**EXERCISE OBJECTIVE**
Write the data out again exactly, with no pictures.

***** THE RECORDS *****

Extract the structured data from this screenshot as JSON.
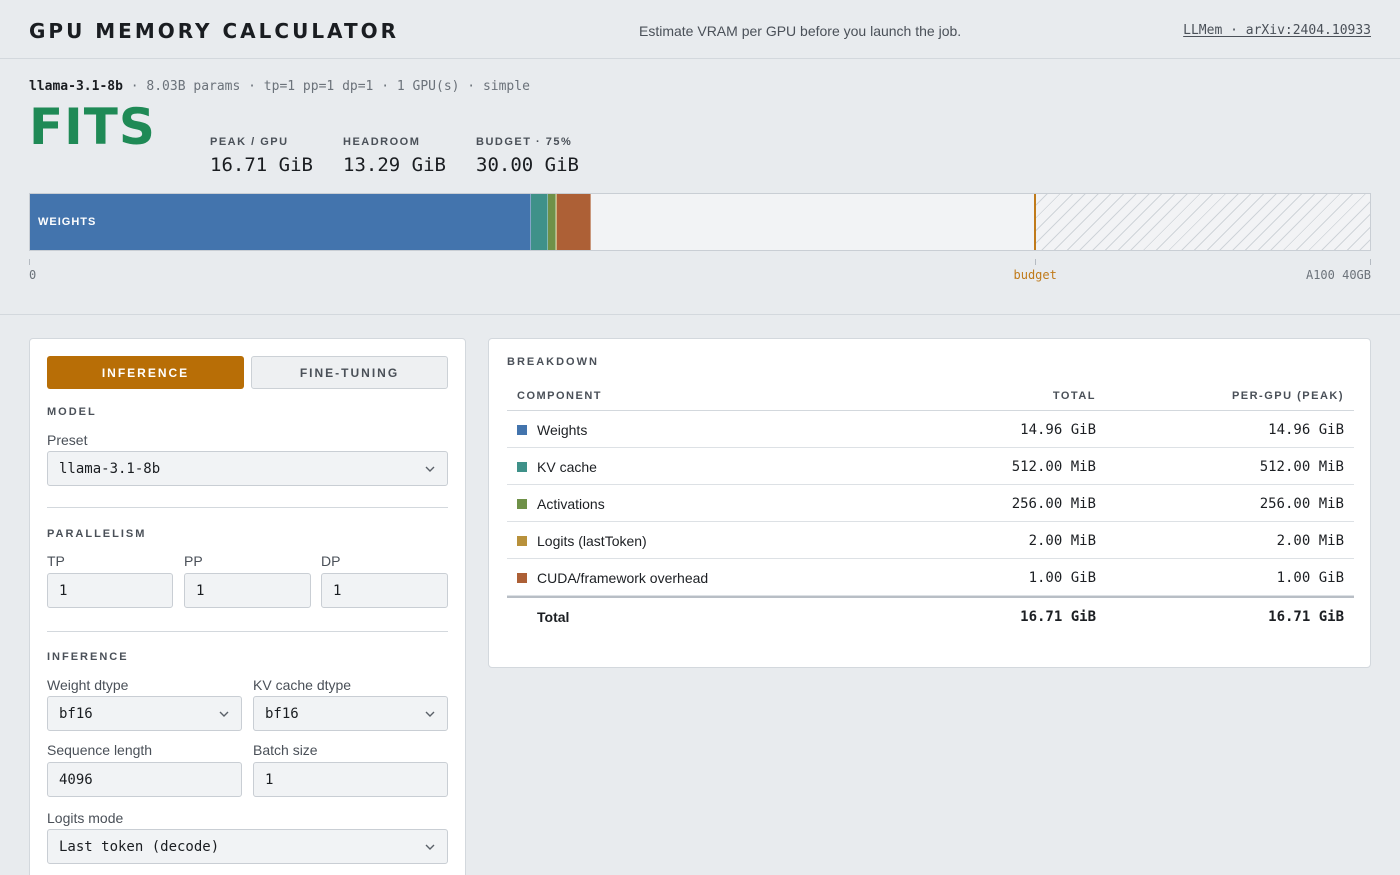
{
  "header": {
    "title": "GPU MEMORY CALCULATOR",
    "tagline": "Estimate VRAM per GPU before you launch the job.",
    "reference": "LLMem · arXiv:2404.10933"
  },
  "summary": {
    "model": "llama-3.1-8b",
    "details": " · 8.03B params · tp=1 pp=1 dp=1 · 1 GPU(s) · simple",
    "verdict": "FITS",
    "verdict_color": "#1f8a56",
    "stats": [
      {
        "label": "PEAK / GPU",
        "value": "16.71 GiB"
      },
      {
        "label": "HEADROOM",
        "value": "13.29 GiB"
      },
      {
        "label": "BUDGET · 75%",
        "value": "30.00 GiB"
      }
    ]
  },
  "memory_bar": {
    "capacity_gib": 40,
    "budget_gib": 30,
    "segments": [
      {
        "name": "weights",
        "label": "WEIGHTS",
        "gib": 14.96,
        "color": "#4374ad"
      },
      {
        "name": "kv-cache",
        "label": "",
        "gib": 0.5,
        "color": "#3f9189"
      },
      {
        "name": "activations",
        "label": "",
        "gib": 0.25,
        "color": "#6f9148"
      },
      {
        "name": "logits",
        "label": "",
        "gib": 0.002,
        "color": "#b8913b"
      },
      {
        "name": "overhead",
        "label": "",
        "gib": 1.0,
        "color": "#ad6036"
      }
    ],
    "axis": {
      "start": "0",
      "budget": "budget",
      "end": "A100 40GB"
    }
  },
  "controls": {
    "modes": {
      "inference": "INFERENCE",
      "finetuning": "FINE-TUNING",
      "active": "inference"
    },
    "model_group": "MODEL",
    "preset_label": "Preset",
    "preset_value": "llama-3.1-8b",
    "parallelism_group": "PARALLELISM",
    "tp_label": "TP",
    "tp_value": "1",
    "pp_label": "PP",
    "pp_value": "1",
    "dp_label": "DP",
    "dp_value": "1",
    "inference_group": "INFERENCE",
    "weight_dtype_label": "Weight dtype",
    "weight_dtype_value": "bf16",
    "kv_dtype_label": "KV cache dtype",
    "kv_dtype_value": "bf16",
    "seq_len_label": "Sequence length",
    "seq_len_value": "4096",
    "batch_label": "Batch size",
    "batch_value": "1",
    "logits_label": "Logits mode",
    "logits_value": "Last token (decode)"
  },
  "breakdown": {
    "title": "BREAKDOWN",
    "columns": [
      "COMPONENT",
      "TOTAL",
      "PER-GPU (PEAK)"
    ],
    "rows": [
      {
        "name": "Weights",
        "total": "14.96 GiB",
        "per_gpu": "14.96 GiB",
        "color": "#4374ad"
      },
      {
        "name": "KV cache",
        "total": "512.00 MiB",
        "per_gpu": "512.00 MiB",
        "color": "#3f9189"
      },
      {
        "name": "Activations",
        "total": "256.00 MiB",
        "per_gpu": "256.00 MiB",
        "color": "#6f9148"
      },
      {
        "name": "Logits (lastToken)",
        "total": "2.00 MiB",
        "per_gpu": "2.00 MiB",
        "color": "#b8913b"
      },
      {
        "name": "CUDA/framework overhead",
        "total": "1.00 GiB",
        "per_gpu": "1.00 GiB",
        "color": "#ad6036"
      }
    ],
    "total": {
      "name": "Total",
      "total": "16.71 GiB",
      "per_gpu": "16.71 GiB"
    }
  }
}
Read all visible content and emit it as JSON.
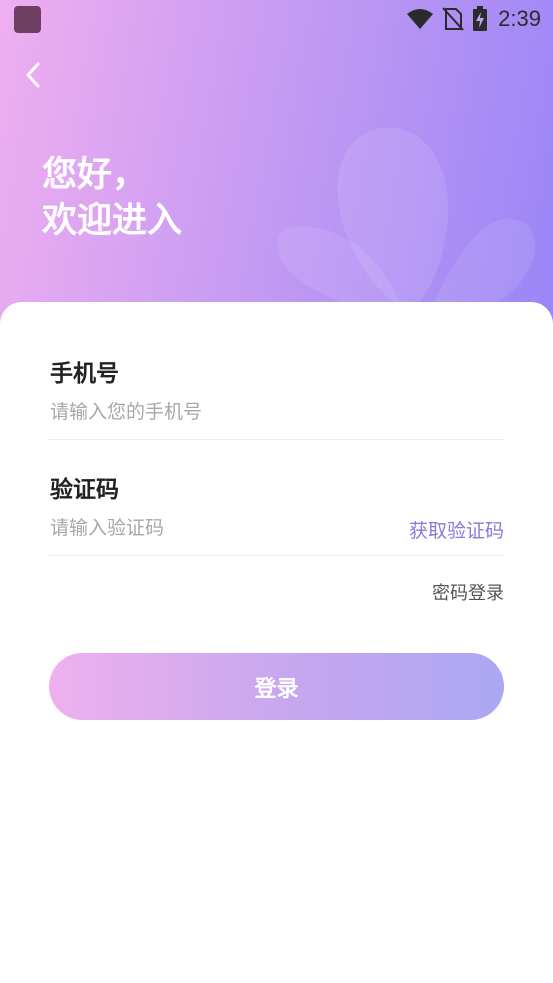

*****

**FULL ANSWER**
Extract the structured data from this screenshot as JSON.
{
  "header": {
    "title": "GPU MEMORY CALCULATOR",
    "tagline": "Estimate VRAM per GPU before you launch the job.",
    "reference": "LLMem · arXiv:2404.10933"
  },
  "summary": {
    "model": "llama-3.1-8b",
    "details": " · 8.03B params · tp=1 pp=1 dp=1 · 1 GPU(s) · simple",
    "verdict": "FITS",
    "verdict_color": "#1f8a56",
    "stats": [
      {
        "label": "PEAK / GPU",
        "value": "16.71 GiB"
      },
      {
        "label": "HEADROOM",
        "value": "13.29 GiB"
      },
      {
        "label": "BUDGET · 75%",
        "value": "30.00 GiB"
      }
    ]
  },
  "memory_bar": {
    "capacity_gib": 40,
    "budget_gib": 30,
    "segments": [
      {
        "name": "weights",
        "label": "WEIGHTS",
        "gib": 14.96,
        "color": "#4374ad"
      },
      {
        "name": "kv-cache",
        "label": "",
        "gib": 0.5,
        "color": "#3f9189"
      },
      {
        "name": "activations",
        "label": "",
        "gib": 0.25,
        "color": "#6f9148"
      },
      {
        "name": "logits",
        "label": "",
        "gib": 0.002,
        "color": "#b8913b"
      },
      {
        "name": "overhead",
        "label": "",
        "gib": 1.0,
        "color": "#ad6036"
      }
    ],
    "axis": {
      "start": "0",
      "budget": "budget",
      "end": "A100 40GB"
    }
  },
  "controls": {
    "modes": {
      "inference": "INFERENCE",
      "finetuning": "FINE-TUNING",
      "active": "inference"
    },
    "model_group": "MODEL",
    "preset_label": "Preset",
    "preset_value": "llama-3.1-8b",
    "parallelism_group": "PARALLELISM",
    "tp_label": "TP",
    "tp_value": "1",
    "pp_label": "PP",
    "pp_value": "1",
    "dp_label": "DP",
    "dp_value": "1",
    "inference_group": "INFERENCE",
    "weight_dtype_label": "Weight dtype",
    "weight_dtype_value": "bf16",
    "kv_dtype_label": "KV cache dtype",
    "kv_dtype_value": "bf16",
    "seq_len_label": "Sequence length",
    "seq_len_value": "4096",
    "batch_label": "Batch size",
    "batch_value": "1",
    "logits_label": "Logits mode",
    "logits_value": "Last token (decode)"
  },
  "breakdown": {
    "title": "BREAKDOWN",
    "columns": [
      "COMPONENT",
      "TOTAL",
      "PER-GPU (PEAK)"
    ],
    "rows": [
      {
        "name": "Weights",
        "total": "14.96 GiB",
        "per_gpu": "14.96 GiB",
        "color": "#4374ad"
      },
      {
        "name": "KV cache",
        "total": "512.00 MiB",
        "per_gpu": "512.00 MiB",
        "color": "#3f9189"
      },
      {
        "name": "Activations",
        "total": "256.00 MiB",
        "per_gpu": "256.00 MiB",
        "color": "#6f9148"
      },
      {
        "name": "Logits (lastToken)",
        "total": "2.00 MiB",
        "per_gpu": "2.00 MiB",
        "color": "#b8913b"
      },
      {
        "name": "CUDA/framework overhead",
        "total": "1.00 GiB",
        "per_gpu": "1.00 GiB",
        "color": "#ad6036"
      }
    ],
    "total": {
      "name": "Total",
      "total": "16.71 GiB",
      "per_gpu": "16.71 GiB"
    }
  }
}
Read all visible content and emit it as JSON.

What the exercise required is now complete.